Exercise goal:
Search the material and gather each line with "JSON" in it.
════════
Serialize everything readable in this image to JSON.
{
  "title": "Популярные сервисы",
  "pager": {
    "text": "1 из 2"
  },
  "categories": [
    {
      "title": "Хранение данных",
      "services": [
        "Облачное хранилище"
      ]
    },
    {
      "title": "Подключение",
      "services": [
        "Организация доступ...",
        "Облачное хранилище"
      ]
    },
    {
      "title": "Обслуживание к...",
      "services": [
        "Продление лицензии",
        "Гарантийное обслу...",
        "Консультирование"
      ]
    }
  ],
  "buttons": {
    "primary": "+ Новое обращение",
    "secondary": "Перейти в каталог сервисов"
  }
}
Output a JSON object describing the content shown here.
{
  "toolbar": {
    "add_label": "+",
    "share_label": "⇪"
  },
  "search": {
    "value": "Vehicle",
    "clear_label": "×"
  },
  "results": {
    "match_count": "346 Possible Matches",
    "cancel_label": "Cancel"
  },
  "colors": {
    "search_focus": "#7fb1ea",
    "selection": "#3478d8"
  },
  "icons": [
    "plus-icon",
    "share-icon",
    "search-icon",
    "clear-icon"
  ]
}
════════
Completed task:
Serialize everything readable in this image to JSON.
Output a JSON object describing the content shown here.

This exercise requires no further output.